Given instruction: Transcribe everything in the data word for word. Pictures are left out.

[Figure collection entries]
────────────────────

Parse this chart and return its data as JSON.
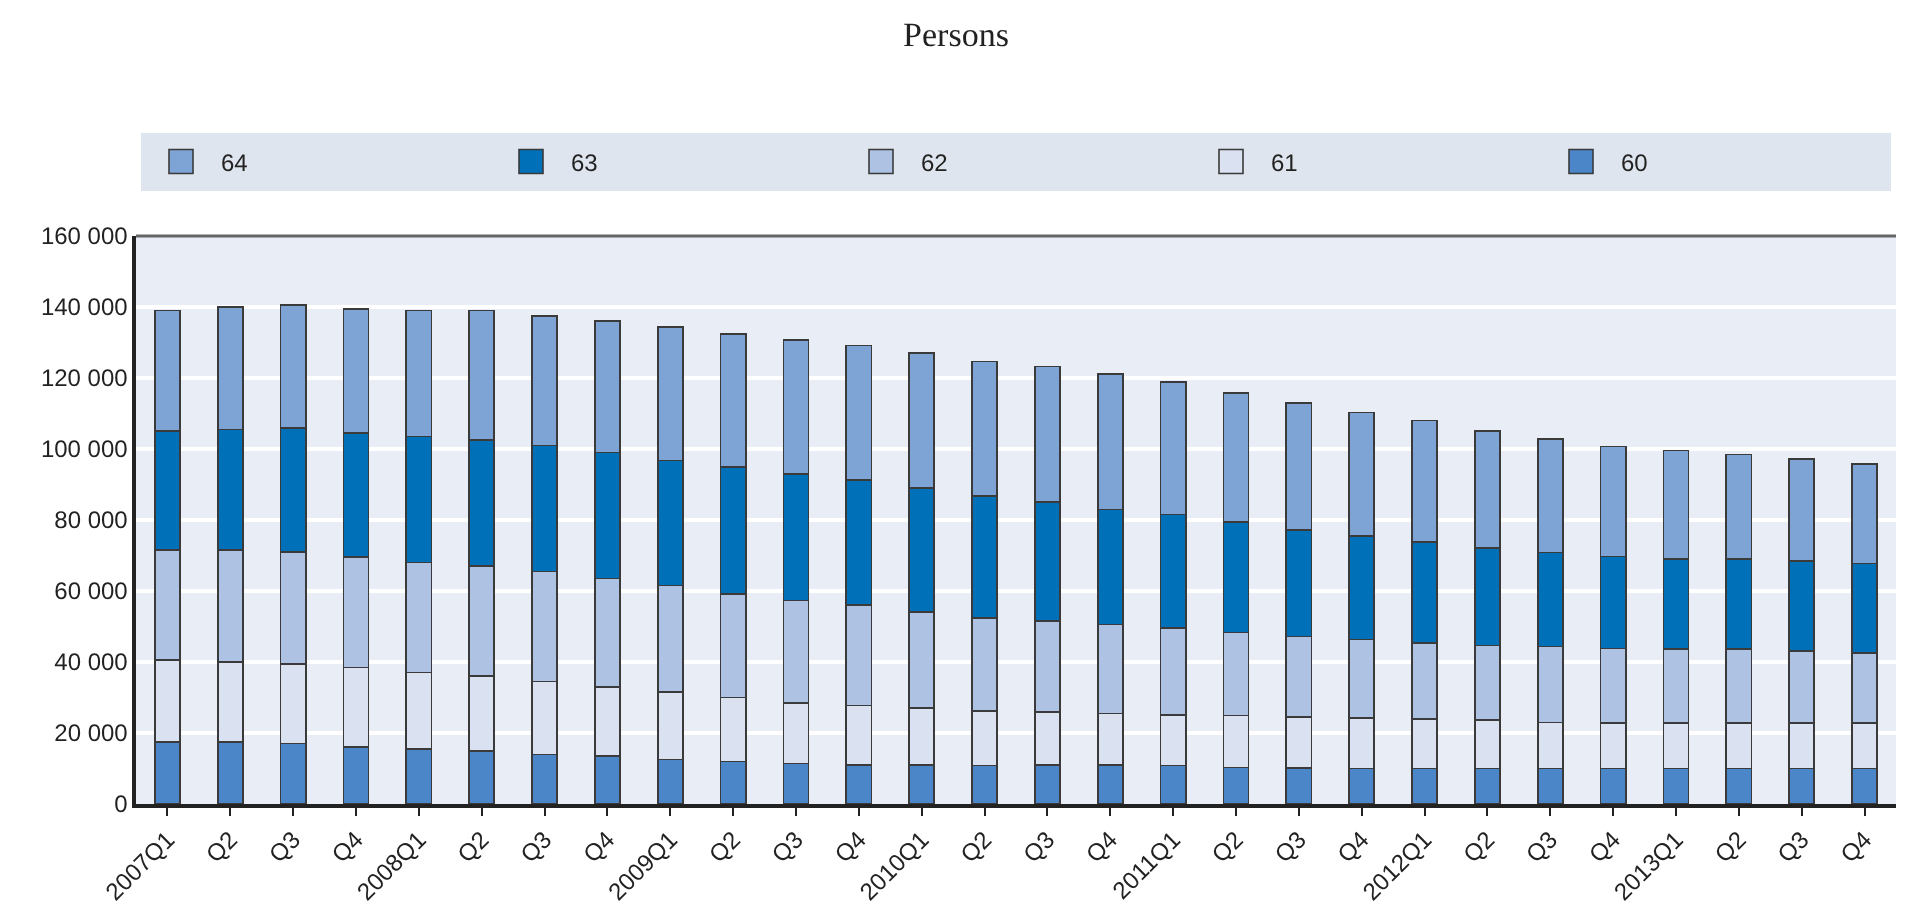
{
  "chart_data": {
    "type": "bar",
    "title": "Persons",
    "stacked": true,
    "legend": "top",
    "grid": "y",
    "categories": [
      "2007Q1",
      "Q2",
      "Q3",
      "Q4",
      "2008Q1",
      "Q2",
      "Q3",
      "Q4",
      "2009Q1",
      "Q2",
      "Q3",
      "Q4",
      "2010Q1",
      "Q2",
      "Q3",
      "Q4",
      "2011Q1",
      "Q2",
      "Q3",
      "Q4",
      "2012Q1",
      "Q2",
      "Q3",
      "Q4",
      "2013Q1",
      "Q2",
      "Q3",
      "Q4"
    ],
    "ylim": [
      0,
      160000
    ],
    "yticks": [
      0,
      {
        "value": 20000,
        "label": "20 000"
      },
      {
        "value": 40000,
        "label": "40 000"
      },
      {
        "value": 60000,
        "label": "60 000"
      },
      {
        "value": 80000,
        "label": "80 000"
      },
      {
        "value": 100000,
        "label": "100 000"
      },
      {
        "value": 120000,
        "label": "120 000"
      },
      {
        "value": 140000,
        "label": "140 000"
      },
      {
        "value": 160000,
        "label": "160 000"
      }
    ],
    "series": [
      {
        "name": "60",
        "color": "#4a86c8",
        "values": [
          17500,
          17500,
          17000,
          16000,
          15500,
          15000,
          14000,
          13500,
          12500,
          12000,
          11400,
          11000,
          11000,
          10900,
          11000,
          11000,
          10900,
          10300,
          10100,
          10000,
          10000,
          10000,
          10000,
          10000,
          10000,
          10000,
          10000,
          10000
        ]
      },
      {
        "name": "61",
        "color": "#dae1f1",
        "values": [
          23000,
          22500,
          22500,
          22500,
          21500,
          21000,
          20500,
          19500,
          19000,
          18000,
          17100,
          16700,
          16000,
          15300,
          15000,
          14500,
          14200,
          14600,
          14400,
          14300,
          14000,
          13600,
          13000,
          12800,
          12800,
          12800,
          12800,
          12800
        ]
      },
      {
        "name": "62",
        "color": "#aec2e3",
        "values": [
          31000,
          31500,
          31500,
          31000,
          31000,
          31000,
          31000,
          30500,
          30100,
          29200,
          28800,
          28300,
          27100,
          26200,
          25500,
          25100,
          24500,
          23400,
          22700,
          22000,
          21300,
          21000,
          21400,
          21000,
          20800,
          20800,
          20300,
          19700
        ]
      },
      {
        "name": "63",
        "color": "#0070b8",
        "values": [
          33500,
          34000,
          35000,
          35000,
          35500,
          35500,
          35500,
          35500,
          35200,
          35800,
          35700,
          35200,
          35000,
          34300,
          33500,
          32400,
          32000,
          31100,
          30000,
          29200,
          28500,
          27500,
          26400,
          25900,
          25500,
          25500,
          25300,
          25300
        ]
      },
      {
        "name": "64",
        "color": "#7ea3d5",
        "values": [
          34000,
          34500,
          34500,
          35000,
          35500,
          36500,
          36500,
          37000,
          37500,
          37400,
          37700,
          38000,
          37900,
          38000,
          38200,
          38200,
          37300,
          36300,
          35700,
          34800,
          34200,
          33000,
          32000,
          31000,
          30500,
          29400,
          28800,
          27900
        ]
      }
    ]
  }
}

────────────────────

Written response:
Parse this chart and return its data as JSON.
{
  "chart_data": {
    "type": "bar",
    "title": "Persons",
    "stacked": true,
    "legend": "top",
    "grid": "y",
    "categories": [
      "2007Q1",
      "Q2",
      "Q3",
      "Q4",
      "2008Q1",
      "Q2",
      "Q3",
      "Q4",
      "2009Q1",
      "Q2",
      "Q3",
      "Q4",
      "2010Q1",
      "Q2",
      "Q3",
      "Q4",
      "2011Q1",
      "Q2",
      "Q3",
      "Q4",
      "2012Q1",
      "Q2",
      "Q3",
      "Q4",
      "2013Q1",
      "Q2",
      "Q3",
      "Q4"
    ],
    "ylim": [
      0,
      160000
    ],
    "yticks": [
      0,
      {
        "value": 20000,
        "label": "20 000"
      },
      {
        "value": 40000,
        "label": "40 000"
      },
      {
        "value": 60000,
        "label": "60 000"
      },
      {
        "value": 80000,
        "label": "80 000"
      },
      {
        "value": 100000,
        "label": "100 000"
      },
      {
        "value": 120000,
        "label": "120 000"
      },
      {
        "value": 140000,
        "label": "140 000"
      },
      {
        "value": 160000,
        "label": "160 000"
      }
    ],
    "series": [
      {
        "name": "60",
        "color": "#4a86c8",
        "values": [
          17500,
          17500,
          17000,
          16000,
          15500,
          15000,
          14000,
          13500,
          12500,
          12000,
          11400,
          11000,
          11000,
          10900,
          11000,
          11000,
          10900,
          10300,
          10100,
          10000,
          10000,
          10000,
          10000,
          10000,
          10000,
          10000,
          10000,
          10000
        ]
      },
      {
        "name": "61",
        "color": "#dae1f1",
        "values": [
          23000,
          22500,
          22500,
          22500,
          21500,
          21000,
          20500,
          19500,
          19000,
          18000,
          17100,
          16700,
          16000,
          15300,
          15000,
          14500,
          14200,
          14600,
          14400,
          14300,
          14000,
          13600,
          13000,
          12800,
          12800,
          12800,
          12800,
          12800
        ]
      },
      {
        "name": "62",
        "color": "#aec2e3",
        "values": [
          31000,
          31500,
          31500,
          31000,
          31000,
          31000,
          31000,
          30500,
          30100,
          29200,
          28800,
          28300,
          27100,
          26200,
          25500,
          25100,
          24500,
          23400,
          22700,
          22000,
          21300,
          21000,
          21400,
          21000,
          20800,
          20800,
          20300,
          19700
        ]
      },
      {
        "name": "63",
        "color": "#0070b8",
        "values": [
          33500,
          34000,
          35000,
          35000,
          35500,
          35500,
          35500,
          35500,
          35200,
          35800,
          35700,
          35200,
          35000,
          34300,
          33500,
          32400,
          32000,
          31100,
          30000,
          29200,
          28500,
          27500,
          26400,
          25900,
          25500,
          25500,
          25300,
          25300
        ]
      },
      {
        "name": "64",
        "color": "#7ea3d5",
        "values": [
          34000,
          34500,
          34500,
          35000,
          35500,
          36500,
          36500,
          37000,
          37500,
          37400,
          37700,
          38000,
          37900,
          38000,
          38200,
          38200,
          37300,
          36300,
          35700,
          34800,
          34200,
          33000,
          32000,
          31000,
          30500,
          29400,
          28800,
          27900
        ]
      }
    ]
  }
}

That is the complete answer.